● SUPPLIED RECORDS:
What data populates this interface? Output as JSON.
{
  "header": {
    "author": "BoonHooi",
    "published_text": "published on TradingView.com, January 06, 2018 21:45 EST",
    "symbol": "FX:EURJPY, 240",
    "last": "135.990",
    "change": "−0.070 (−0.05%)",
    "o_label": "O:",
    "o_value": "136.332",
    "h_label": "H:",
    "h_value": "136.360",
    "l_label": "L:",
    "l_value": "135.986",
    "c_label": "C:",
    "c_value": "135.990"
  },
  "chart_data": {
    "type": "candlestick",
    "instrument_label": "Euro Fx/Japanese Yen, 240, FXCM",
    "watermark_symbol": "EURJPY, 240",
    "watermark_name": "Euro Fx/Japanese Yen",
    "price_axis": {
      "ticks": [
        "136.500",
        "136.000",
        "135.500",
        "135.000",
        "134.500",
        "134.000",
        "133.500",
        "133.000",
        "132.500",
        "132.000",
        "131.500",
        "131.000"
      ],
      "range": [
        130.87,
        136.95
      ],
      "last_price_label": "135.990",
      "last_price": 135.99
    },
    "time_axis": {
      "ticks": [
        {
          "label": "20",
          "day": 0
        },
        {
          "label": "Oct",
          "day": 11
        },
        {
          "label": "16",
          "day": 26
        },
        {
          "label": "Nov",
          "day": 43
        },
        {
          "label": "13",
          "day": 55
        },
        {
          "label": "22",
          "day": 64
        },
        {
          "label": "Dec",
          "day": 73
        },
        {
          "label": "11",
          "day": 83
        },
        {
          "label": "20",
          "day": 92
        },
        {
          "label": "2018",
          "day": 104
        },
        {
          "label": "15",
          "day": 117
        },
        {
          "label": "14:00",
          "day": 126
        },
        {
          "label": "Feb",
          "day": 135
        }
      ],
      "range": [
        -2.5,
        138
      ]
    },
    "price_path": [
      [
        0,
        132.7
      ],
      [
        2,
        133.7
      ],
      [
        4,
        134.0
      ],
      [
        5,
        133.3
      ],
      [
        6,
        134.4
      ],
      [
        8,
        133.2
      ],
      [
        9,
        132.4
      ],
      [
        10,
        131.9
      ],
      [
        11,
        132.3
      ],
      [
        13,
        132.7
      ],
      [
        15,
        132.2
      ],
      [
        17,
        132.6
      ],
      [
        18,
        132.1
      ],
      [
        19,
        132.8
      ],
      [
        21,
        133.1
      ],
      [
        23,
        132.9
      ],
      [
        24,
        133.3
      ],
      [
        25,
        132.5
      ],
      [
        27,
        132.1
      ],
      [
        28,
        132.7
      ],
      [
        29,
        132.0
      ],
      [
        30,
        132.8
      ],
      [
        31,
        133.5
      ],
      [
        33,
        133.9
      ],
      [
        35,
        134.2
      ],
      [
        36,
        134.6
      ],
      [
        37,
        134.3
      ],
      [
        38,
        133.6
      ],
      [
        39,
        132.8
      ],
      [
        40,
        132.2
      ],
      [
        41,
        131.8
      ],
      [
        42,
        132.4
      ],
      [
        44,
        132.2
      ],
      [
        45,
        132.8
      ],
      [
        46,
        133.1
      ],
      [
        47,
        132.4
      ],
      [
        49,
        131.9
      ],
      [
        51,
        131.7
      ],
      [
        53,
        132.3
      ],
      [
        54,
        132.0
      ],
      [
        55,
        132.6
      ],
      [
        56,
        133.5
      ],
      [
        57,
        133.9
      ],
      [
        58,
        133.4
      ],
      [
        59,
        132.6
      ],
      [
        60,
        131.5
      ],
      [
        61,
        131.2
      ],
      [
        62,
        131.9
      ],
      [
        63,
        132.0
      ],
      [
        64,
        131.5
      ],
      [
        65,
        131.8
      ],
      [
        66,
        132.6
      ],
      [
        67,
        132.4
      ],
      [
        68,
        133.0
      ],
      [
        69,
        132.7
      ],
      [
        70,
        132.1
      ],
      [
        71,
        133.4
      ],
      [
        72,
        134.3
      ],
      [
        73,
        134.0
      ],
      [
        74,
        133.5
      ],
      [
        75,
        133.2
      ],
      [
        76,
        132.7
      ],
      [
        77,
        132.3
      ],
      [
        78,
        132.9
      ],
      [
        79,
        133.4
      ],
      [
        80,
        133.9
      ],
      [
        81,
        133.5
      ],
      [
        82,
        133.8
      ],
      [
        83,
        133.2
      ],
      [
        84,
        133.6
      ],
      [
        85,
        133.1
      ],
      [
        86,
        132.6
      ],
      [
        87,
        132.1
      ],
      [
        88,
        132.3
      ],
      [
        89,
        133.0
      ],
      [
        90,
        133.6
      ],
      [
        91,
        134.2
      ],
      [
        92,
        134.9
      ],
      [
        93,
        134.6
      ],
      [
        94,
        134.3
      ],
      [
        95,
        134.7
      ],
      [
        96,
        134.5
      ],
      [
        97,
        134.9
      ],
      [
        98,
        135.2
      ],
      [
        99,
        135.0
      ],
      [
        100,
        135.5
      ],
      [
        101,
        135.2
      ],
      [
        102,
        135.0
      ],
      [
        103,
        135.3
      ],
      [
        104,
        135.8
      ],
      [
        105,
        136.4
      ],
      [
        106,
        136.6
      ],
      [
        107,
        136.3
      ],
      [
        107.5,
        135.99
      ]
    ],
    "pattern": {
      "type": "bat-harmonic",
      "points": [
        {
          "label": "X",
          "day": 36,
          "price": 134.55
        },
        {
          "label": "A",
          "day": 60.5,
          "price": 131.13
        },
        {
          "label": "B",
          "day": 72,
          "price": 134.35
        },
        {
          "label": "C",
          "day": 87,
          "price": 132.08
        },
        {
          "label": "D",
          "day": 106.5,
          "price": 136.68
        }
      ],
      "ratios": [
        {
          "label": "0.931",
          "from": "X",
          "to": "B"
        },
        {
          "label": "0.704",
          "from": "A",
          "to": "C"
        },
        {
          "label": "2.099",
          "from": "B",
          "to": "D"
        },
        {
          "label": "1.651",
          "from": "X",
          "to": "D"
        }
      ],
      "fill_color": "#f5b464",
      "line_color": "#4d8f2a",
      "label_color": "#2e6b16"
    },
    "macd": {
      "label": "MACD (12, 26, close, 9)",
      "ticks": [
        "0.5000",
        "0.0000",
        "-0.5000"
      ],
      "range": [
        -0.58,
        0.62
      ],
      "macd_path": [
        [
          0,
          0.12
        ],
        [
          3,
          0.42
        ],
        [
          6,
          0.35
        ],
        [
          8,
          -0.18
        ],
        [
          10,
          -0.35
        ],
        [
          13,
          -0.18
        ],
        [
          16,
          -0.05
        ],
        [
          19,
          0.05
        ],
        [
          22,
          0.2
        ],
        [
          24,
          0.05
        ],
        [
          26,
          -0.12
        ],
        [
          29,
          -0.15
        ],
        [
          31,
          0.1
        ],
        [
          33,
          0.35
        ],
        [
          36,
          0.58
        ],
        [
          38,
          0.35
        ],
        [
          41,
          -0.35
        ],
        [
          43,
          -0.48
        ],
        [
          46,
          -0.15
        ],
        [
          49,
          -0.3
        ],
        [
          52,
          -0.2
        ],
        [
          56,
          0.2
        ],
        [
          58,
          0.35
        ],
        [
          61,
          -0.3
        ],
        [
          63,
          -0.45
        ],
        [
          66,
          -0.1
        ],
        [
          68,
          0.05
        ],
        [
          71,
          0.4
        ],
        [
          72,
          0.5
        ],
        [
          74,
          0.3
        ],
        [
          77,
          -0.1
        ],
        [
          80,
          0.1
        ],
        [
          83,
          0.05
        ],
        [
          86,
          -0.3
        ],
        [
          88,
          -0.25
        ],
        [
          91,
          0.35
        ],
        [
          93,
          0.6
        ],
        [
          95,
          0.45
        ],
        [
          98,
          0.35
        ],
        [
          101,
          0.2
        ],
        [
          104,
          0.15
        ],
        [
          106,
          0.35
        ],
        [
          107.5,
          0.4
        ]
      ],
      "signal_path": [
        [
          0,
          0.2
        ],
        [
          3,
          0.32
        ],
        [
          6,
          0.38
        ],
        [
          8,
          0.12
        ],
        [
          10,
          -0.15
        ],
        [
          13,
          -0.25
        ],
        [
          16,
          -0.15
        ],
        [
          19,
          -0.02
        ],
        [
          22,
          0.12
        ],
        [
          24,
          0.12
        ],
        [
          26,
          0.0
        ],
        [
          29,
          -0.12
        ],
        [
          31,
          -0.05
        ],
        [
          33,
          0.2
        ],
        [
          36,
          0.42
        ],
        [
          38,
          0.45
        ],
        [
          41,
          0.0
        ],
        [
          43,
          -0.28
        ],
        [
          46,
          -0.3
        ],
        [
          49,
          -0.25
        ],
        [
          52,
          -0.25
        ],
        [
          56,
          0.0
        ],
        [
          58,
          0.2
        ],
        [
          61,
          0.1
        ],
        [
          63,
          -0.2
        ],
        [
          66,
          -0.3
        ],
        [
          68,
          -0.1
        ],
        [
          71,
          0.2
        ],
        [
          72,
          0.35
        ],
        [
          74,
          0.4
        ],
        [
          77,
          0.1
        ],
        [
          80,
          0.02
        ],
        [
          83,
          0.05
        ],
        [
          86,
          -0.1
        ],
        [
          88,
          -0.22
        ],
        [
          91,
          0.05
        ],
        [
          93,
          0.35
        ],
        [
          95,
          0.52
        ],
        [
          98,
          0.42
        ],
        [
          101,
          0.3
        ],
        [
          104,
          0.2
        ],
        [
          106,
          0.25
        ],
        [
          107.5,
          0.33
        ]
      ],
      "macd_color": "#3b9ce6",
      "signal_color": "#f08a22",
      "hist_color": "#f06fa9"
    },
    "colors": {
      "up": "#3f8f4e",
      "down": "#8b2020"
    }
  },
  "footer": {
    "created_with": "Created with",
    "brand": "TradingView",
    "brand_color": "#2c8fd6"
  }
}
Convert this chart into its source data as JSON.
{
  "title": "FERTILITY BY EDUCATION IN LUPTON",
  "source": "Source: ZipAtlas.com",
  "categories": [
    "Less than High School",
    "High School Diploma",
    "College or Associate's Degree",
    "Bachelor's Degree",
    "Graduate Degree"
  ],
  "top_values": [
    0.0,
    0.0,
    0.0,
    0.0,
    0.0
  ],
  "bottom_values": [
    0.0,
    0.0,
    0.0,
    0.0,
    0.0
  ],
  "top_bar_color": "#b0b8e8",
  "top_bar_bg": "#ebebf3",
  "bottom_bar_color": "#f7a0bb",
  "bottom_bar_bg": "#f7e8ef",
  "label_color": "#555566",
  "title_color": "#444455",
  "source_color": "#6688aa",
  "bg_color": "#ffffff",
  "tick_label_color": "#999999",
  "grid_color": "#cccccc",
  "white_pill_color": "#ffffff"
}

● EXERCISE REQUIREMENTS: Using the records above, find and show each line with the string "Degree".

● ANSWER TO THE EXERCISE:
    "College or Associate's Degree",
    "Bachelor's Degree",
    "Graduate Degree"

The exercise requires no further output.